Moralische Orientierung

Ethik für alle Lebensfragen

Der ehemalige Vorsitzende des Rats der Evangelischen Kirche, Wolfgang Huber, in der Jesus Christus Kirche in Dahlem.
Der ehemalige Vorsitzende des Rats der Evangelischen Kirche, Wolfgang Huber, in der Jesus-Christus-Kirche in Dahlem © picture alliance / dpa / Roland Popp
Von Andreas Malessa · 29.03.2014
Wolfgang Huber ist vielleicht die deutlichste Stimme, wenn es um evangelische Antworten auf Fragen der Gegenwart geht. Sein jüngstes Buch heißt schlicht "Ethik" und verspricht Antworten auf "die Grundfragen unseres Lebens von der Geburt bis zum Tod".
Frau: "Groß, schlank, dunkle Haare, Brille. Ansonsten finde ich, dass er sehr sympathisch ist."
Mann: "Geschulter Professor, geschult in Dialektik und Rhetorik!"
Frau: "War mal der EKD-Vorsitzende. Sonst weiß ich nicht viel über ihn, außer dass er ein gutaussehender Mann ist."
Mann: "Dass er ein sehr eindrücklicher, interessanter Redner ist, dass er sehr tiefgründig formulieren kann."

• [AUFGABENSTELLUNG]: Zitieren Sie den obigen Text zu Wolfgang Hubers Buch „Ethik“ vollständig und wortgetreu.

• [BEREITGESTELLTE DATEN]:

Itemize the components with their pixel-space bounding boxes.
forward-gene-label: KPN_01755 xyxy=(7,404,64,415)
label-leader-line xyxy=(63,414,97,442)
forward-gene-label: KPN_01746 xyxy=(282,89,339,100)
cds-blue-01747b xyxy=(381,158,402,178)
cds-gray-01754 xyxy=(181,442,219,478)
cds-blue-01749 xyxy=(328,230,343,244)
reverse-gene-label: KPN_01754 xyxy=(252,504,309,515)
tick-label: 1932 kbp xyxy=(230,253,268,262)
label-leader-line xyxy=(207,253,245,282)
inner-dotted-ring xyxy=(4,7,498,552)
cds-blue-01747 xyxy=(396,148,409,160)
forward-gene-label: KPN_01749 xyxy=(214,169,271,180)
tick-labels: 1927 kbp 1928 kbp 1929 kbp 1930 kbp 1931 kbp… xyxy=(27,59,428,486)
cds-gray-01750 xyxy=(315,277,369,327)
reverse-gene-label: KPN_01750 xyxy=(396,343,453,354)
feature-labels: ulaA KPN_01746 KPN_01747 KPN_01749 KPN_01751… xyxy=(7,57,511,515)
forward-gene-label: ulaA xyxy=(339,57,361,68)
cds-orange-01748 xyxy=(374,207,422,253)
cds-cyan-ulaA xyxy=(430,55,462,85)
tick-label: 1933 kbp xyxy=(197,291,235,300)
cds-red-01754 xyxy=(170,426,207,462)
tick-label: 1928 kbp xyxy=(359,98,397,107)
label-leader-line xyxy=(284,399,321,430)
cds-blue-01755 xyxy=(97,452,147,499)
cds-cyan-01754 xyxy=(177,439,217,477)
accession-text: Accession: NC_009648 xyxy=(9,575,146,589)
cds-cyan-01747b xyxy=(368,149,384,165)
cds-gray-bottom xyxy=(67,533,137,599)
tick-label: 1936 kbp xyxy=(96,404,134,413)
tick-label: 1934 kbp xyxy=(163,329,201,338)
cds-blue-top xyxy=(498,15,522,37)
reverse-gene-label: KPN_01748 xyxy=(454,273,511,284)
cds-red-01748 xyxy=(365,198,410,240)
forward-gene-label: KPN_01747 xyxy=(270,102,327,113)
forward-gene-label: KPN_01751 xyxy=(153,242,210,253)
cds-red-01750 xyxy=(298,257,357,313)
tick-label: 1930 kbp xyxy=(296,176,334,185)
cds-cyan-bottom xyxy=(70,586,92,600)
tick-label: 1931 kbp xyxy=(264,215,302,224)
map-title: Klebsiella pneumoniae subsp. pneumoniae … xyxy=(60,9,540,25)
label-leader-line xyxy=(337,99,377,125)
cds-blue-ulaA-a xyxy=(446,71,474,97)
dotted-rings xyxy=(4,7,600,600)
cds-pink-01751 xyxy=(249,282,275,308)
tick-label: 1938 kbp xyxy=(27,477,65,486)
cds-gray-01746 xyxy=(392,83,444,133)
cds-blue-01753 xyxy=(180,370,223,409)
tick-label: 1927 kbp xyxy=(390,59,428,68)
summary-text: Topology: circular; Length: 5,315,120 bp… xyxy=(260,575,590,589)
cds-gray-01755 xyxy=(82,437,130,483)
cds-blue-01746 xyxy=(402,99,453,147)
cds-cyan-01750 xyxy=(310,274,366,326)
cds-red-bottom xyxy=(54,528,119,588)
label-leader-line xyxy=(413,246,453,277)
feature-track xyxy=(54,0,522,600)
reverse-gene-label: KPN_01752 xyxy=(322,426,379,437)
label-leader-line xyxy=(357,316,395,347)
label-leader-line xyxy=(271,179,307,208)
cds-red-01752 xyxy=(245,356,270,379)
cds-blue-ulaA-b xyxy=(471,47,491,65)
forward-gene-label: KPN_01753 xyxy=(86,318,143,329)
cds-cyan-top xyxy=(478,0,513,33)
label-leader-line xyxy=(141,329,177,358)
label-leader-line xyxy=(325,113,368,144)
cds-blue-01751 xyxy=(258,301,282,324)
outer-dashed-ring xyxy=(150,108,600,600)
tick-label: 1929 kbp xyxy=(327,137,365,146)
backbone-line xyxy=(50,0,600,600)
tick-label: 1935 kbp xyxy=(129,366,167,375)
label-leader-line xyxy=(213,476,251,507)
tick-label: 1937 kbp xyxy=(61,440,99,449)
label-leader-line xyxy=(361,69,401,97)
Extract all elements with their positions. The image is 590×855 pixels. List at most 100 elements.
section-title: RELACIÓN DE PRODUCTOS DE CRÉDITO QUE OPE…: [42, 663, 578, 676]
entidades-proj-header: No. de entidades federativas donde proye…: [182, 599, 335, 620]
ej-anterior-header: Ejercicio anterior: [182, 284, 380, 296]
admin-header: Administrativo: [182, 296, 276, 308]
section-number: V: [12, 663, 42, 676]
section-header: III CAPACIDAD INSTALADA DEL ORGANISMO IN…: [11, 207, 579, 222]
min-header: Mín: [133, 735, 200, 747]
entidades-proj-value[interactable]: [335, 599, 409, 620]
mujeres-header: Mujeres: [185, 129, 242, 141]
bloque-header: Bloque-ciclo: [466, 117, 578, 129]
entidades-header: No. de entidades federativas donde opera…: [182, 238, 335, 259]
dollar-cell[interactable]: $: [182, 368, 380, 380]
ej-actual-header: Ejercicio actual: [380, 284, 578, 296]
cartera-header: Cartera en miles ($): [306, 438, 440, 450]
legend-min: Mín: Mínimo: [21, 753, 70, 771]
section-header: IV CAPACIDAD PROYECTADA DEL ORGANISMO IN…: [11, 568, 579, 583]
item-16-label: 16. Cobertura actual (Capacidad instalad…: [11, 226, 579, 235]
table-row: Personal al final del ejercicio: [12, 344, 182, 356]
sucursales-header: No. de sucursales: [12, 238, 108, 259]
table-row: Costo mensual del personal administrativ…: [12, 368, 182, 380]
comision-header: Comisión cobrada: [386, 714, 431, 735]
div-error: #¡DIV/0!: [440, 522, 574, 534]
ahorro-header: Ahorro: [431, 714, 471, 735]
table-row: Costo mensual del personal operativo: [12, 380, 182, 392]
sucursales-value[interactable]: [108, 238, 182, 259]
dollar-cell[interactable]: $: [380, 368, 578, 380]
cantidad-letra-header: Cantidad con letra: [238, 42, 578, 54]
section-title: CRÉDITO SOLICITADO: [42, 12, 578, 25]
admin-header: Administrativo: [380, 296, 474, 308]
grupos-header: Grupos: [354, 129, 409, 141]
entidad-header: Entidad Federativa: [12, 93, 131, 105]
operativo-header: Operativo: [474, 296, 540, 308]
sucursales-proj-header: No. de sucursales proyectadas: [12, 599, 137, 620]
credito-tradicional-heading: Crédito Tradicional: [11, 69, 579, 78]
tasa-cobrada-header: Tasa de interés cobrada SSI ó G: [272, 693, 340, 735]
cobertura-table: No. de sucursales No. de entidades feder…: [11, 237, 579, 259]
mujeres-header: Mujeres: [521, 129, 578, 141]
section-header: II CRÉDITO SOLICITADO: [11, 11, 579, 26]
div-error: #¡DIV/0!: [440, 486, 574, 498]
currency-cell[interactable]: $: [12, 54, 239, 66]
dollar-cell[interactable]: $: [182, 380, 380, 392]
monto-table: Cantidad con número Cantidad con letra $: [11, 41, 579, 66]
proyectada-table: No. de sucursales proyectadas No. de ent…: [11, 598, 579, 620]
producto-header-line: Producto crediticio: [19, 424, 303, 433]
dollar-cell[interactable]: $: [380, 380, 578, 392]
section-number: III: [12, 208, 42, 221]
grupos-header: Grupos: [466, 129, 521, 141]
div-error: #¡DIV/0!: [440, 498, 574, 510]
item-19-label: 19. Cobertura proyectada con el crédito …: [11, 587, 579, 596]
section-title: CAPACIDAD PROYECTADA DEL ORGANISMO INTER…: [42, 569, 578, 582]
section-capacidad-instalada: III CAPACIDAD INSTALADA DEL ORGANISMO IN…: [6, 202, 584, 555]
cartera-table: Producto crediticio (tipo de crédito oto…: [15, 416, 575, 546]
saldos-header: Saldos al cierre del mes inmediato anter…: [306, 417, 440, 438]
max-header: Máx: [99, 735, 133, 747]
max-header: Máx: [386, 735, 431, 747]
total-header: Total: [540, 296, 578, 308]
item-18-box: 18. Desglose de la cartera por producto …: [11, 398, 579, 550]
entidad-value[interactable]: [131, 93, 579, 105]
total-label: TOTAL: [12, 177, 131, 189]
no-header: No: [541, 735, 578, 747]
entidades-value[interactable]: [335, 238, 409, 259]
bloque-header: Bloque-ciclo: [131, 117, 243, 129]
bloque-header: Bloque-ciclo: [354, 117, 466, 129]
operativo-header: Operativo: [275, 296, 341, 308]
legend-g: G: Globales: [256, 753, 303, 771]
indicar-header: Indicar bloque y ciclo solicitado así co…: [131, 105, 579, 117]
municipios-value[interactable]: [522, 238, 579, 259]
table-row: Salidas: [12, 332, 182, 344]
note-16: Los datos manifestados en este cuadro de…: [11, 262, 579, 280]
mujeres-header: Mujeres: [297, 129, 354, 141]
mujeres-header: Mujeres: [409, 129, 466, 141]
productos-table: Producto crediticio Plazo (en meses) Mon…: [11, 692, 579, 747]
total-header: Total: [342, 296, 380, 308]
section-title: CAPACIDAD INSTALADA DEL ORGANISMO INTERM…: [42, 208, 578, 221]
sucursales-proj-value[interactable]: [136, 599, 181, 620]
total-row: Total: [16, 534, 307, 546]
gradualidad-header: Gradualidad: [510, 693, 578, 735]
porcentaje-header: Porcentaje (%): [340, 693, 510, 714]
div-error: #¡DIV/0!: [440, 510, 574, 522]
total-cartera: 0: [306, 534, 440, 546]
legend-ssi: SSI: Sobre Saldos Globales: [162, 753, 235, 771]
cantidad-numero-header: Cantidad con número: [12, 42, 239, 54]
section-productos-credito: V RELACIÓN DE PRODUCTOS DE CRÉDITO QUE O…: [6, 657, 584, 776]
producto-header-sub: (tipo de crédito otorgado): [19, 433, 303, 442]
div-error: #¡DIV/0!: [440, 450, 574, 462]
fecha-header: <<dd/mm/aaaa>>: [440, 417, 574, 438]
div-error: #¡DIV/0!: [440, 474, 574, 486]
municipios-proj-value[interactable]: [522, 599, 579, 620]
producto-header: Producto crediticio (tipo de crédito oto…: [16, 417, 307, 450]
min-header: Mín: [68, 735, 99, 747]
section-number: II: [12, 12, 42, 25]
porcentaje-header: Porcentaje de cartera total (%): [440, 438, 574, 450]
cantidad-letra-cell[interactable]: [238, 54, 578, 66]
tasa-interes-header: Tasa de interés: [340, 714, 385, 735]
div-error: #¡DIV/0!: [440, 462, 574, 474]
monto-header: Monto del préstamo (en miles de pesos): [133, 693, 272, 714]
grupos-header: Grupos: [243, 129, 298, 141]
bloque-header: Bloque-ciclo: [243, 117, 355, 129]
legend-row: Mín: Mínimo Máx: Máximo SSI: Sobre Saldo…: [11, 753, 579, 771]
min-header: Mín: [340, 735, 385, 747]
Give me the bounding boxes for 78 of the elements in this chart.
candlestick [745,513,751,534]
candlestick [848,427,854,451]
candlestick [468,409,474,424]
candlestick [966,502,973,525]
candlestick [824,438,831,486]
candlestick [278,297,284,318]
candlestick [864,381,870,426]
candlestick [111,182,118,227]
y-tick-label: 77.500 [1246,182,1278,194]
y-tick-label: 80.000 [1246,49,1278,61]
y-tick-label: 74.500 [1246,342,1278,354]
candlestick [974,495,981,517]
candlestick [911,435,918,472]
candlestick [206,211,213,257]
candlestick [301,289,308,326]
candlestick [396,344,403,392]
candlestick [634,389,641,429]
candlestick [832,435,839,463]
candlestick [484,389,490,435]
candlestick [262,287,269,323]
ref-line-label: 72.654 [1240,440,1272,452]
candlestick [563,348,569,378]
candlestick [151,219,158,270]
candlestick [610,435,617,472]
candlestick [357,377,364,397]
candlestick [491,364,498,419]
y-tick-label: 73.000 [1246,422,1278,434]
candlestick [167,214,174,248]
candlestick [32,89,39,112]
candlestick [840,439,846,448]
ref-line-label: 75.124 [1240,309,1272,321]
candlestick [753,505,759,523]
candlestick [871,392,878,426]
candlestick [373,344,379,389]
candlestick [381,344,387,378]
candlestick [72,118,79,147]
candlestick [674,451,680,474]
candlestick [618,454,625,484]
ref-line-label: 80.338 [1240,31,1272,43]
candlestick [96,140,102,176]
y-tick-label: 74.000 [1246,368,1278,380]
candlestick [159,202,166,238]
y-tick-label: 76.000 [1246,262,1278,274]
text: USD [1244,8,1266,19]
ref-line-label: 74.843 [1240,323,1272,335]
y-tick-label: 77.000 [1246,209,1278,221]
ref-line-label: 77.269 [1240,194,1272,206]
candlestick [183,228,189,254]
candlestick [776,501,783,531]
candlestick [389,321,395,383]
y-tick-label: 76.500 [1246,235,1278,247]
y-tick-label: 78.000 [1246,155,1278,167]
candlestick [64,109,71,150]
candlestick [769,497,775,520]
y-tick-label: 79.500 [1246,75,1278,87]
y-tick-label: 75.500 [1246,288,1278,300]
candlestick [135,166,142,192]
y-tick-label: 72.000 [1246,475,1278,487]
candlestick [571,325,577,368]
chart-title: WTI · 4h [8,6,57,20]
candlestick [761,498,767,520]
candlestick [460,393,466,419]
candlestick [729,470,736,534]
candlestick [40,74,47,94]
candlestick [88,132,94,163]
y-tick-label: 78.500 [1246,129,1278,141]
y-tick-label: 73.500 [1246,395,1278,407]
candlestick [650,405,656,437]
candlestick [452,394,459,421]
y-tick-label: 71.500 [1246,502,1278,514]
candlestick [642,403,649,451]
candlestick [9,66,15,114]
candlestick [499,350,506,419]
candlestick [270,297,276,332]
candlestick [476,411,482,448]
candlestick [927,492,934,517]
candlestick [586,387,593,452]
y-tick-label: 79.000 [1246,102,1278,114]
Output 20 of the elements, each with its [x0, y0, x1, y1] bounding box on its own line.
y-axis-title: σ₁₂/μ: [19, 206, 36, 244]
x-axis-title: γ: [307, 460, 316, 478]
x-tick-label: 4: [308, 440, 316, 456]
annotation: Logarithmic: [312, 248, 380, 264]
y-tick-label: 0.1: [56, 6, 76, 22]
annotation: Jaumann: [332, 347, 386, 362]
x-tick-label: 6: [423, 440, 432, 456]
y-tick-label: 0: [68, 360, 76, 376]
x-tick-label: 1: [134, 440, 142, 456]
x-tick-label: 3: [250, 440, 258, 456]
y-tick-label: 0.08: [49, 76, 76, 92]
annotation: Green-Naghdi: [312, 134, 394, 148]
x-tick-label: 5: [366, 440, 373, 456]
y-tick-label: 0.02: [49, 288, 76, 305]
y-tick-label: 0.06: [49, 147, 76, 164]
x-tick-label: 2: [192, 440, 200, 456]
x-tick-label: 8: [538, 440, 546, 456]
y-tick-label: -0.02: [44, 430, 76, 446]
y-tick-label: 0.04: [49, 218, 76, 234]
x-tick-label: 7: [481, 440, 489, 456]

• [LÖSUNG]:
Moralische Orientierung

Ethik für alle Lebensfragen

Der ehemalige Vorsitzende des Rats der Evangelischen Kirche, Wolfgang Huber, in der Jesus Christus Kirche in Dahlem.
Der ehemalige Vorsitzende des Rats der Evangelischen Kirche, Wolfgang Huber, in der Jesus-Christus-Kirche in Dahlem © picture alliance / dpa / Roland Popp
Von Andreas Malessa · 29.03.2014
Wolfgang Huber ist vielleicht die deutlichste Stimme, wenn es um evangelische Antworten auf Fragen der Gegenwart geht. Sein jüngstes Buch heißt schlicht "Ethik" und verspricht Antworten auf "die Grundfragen unseres Lebens von der Geburt bis zum Tod".
Frau: "Groß, schlank, dunkle Haare, Brille. Ansonsten finde ich, dass er sehr sympathisch ist."
Mann: "Geschulter Professor, geschult in Dialektik und Rhetorik!"
Frau: "War mal der EKD-Vorsitzende. Sonst weiß ich nicht viel über ihn, außer dass er ein gutaussehender Mann ist."
Mann: "Dass er ein sehr eindrücklicher, interessanter Redner ist, dass er sehr tiefgründig formulieren kann."